__THE DATA__.

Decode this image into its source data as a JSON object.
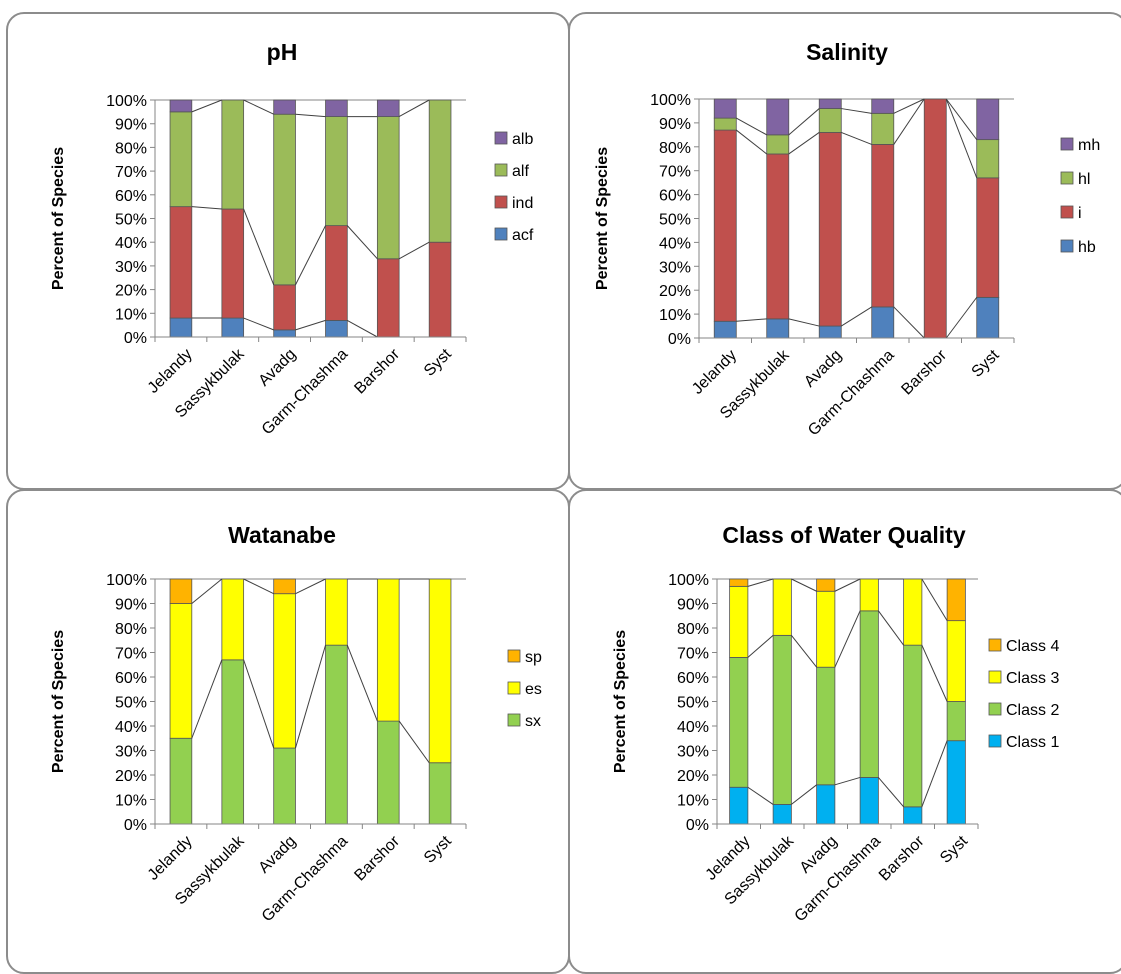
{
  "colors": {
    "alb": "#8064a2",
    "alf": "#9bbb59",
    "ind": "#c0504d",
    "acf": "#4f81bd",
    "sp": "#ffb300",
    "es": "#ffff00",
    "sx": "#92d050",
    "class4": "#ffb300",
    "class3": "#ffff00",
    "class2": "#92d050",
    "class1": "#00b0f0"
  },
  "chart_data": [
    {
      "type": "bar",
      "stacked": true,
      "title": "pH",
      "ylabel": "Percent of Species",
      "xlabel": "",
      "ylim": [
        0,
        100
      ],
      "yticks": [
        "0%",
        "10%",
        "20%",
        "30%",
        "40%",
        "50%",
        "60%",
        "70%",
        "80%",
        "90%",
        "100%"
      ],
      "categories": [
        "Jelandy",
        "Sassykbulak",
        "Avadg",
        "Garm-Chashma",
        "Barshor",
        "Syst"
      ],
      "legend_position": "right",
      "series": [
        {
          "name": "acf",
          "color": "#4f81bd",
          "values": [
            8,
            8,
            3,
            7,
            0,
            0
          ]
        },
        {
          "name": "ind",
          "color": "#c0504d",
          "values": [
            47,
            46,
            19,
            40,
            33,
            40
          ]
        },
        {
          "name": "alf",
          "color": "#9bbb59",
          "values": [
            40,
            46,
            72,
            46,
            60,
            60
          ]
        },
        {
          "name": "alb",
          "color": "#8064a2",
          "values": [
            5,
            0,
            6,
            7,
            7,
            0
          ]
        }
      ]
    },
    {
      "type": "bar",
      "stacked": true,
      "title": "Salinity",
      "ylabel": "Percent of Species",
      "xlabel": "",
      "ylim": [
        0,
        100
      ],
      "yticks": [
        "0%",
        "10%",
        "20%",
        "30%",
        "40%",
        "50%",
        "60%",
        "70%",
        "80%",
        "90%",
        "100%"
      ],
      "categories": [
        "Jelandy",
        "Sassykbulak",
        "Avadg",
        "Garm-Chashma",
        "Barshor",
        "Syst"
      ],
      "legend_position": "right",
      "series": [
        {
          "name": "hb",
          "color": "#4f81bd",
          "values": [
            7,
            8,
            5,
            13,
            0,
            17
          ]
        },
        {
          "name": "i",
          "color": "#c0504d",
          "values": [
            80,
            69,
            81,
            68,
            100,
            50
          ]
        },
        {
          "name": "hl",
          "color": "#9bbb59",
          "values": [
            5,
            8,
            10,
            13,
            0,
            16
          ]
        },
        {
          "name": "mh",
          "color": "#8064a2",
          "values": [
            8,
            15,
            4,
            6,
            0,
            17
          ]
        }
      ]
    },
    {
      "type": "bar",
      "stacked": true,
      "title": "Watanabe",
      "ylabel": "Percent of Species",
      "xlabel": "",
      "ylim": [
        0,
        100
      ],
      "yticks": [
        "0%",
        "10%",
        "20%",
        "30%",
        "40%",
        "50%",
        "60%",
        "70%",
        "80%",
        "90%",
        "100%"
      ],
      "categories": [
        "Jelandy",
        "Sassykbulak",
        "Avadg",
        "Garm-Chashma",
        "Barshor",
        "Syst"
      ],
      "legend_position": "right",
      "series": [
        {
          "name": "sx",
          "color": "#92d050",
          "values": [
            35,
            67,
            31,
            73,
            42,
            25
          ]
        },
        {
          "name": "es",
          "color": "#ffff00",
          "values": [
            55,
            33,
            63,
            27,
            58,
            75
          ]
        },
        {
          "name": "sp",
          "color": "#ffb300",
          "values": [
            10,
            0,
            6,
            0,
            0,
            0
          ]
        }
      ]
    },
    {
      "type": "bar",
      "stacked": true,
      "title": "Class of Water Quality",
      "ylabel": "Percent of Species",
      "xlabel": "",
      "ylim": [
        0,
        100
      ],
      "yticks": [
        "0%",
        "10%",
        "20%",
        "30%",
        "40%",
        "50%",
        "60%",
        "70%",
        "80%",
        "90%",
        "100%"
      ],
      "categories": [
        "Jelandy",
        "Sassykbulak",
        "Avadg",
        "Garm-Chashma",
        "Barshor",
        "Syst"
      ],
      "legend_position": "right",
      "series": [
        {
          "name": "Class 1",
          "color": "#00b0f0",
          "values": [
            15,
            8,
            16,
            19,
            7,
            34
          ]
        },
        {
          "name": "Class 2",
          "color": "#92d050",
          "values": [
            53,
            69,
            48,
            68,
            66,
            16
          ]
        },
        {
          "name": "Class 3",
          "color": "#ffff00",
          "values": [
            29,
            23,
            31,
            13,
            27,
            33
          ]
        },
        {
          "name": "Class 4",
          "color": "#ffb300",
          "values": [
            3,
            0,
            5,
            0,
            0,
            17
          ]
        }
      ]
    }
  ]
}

__OBJECTIVE__.
Omitting all images, print the listing exactly.

__SOLUTION FOR THIS PROBLEM__.
Decode this image into its source data as a JSON object.
{
  "colors": {
    "alb": "#8064a2",
    "alf": "#9bbb59",
    "ind": "#c0504d",
    "acf": "#4f81bd",
    "sp": "#ffb300",
    "es": "#ffff00",
    "sx": "#92d050",
    "class4": "#ffb300",
    "class3": "#ffff00",
    "class2": "#92d050",
    "class1": "#00b0f0"
  },
  "chart_data": [
    {
      "type": "bar",
      "stacked": true,
      "title": "pH",
      "ylabel": "Percent of Species",
      "xlabel": "",
      "ylim": [
        0,
        100
      ],
      "yticks": [
        "0%",
        "10%",
        "20%",
        "30%",
        "40%",
        "50%",
        "60%",
        "70%",
        "80%",
        "90%",
        "100%"
      ],
      "categories": [
        "Jelandy",
        "Sassykbulak",
        "Avadg",
        "Garm-Chashma",
        "Barshor",
        "Syst"
      ],
      "legend_position": "right",
      "series": [
        {
          "name": "acf",
          "color": "#4f81bd",
          "values": [
            8,
            8,
            3,
            7,
            0,
            0
          ]
        },
        {
          "name": "ind",
          "color": "#c0504d",
          "values": [
            47,
            46,
            19,
            40,
            33,
            40
          ]
        },
        {
          "name": "alf",
          "color": "#9bbb59",
          "values": [
            40,
            46,
            72,
            46,
            60,
            60
          ]
        },
        {
          "name": "alb",
          "color": "#8064a2",
          "values": [
            5,
            0,
            6,
            7,
            7,
            0
          ]
        }
      ]
    },
    {
      "type": "bar",
      "stacked": true,
      "title": "Salinity",
      "ylabel": "Percent of Species",
      "xlabel": "",
      "ylim": [
        0,
        100
      ],
      "yticks": [
        "0%",
        "10%",
        "20%",
        "30%",
        "40%",
        "50%",
        "60%",
        "70%",
        "80%",
        "90%",
        "100%"
      ],
      "categories": [
        "Jelandy",
        "Sassykbulak",
        "Avadg",
        "Garm-Chashma",
        "Barshor",
        "Syst"
      ],
      "legend_position": "right",
      "series": [
        {
          "name": "hb",
          "color": "#4f81bd",
          "values": [
            7,
            8,
            5,
            13,
            0,
            17
          ]
        },
        {
          "name": "i",
          "color": "#c0504d",
          "values": [
            80,
            69,
            81,
            68,
            100,
            50
          ]
        },
        {
          "name": "hl",
          "color": "#9bbb59",
          "values": [
            5,
            8,
            10,
            13,
            0,
            16
          ]
        },
        {
          "name": "mh",
          "color": "#8064a2",
          "values": [
            8,
            15,
            4,
            6,
            0,
            17
          ]
        }
      ]
    },
    {
      "type": "bar",
      "stacked": true,
      "title": "Watanabe",
      "ylabel": "Percent of Species",
      "xlabel": "",
      "ylim": [
        0,
        100
      ],
      "yticks": [
        "0%",
        "10%",
        "20%",
        "30%",
        "40%",
        "50%",
        "60%",
        "70%",
        "80%",
        "90%",
        "100%"
      ],
      "categories": [
        "Jelandy",
        "Sassykbulak",
        "Avadg",
        "Garm-Chashma",
        "Barshor",
        "Syst"
      ],
      "legend_position": "right",
      "series": [
        {
          "name": "sx",
          "color": "#92d050",
          "values": [
            35,
            67,
            31,
            73,
            42,
            25
          ]
        },
        {
          "name": "es",
          "color": "#ffff00",
          "values": [
            55,
            33,
            63,
            27,
            58,
            75
          ]
        },
        {
          "name": "sp",
          "color": "#ffb300",
          "values": [
            10,
            0,
            6,
            0,
            0,
            0
          ]
        }
      ]
    },
    {
      "type": "bar",
      "stacked": true,
      "title": "Class of Water Quality",
      "ylabel": "Percent of Species",
      "xlabel": "",
      "ylim": [
        0,
        100
      ],
      "yticks": [
        "0%",
        "10%",
        "20%",
        "30%",
        "40%",
        "50%",
        "60%",
        "70%",
        "80%",
        "90%",
        "100%"
      ],
      "categories": [
        "Jelandy",
        "Sassykbulak",
        "Avadg",
        "Garm-Chashma",
        "Barshor",
        "Syst"
      ],
      "legend_position": "right",
      "series": [
        {
          "name": "Class 1",
          "color": "#00b0f0",
          "values": [
            15,
            8,
            16,
            19,
            7,
            34
          ]
        },
        {
          "name": "Class 2",
          "color": "#92d050",
          "values": [
            53,
            69,
            48,
            68,
            66,
            16
          ]
        },
        {
          "name": "Class 3",
          "color": "#ffff00",
          "values": [
            29,
            23,
            31,
            13,
            27,
            33
          ]
        },
        {
          "name": "Class 4",
          "color": "#ffb300",
          "values": [
            3,
            0,
            5,
            0,
            0,
            17
          ]
        }
      ]
    }
  ]
}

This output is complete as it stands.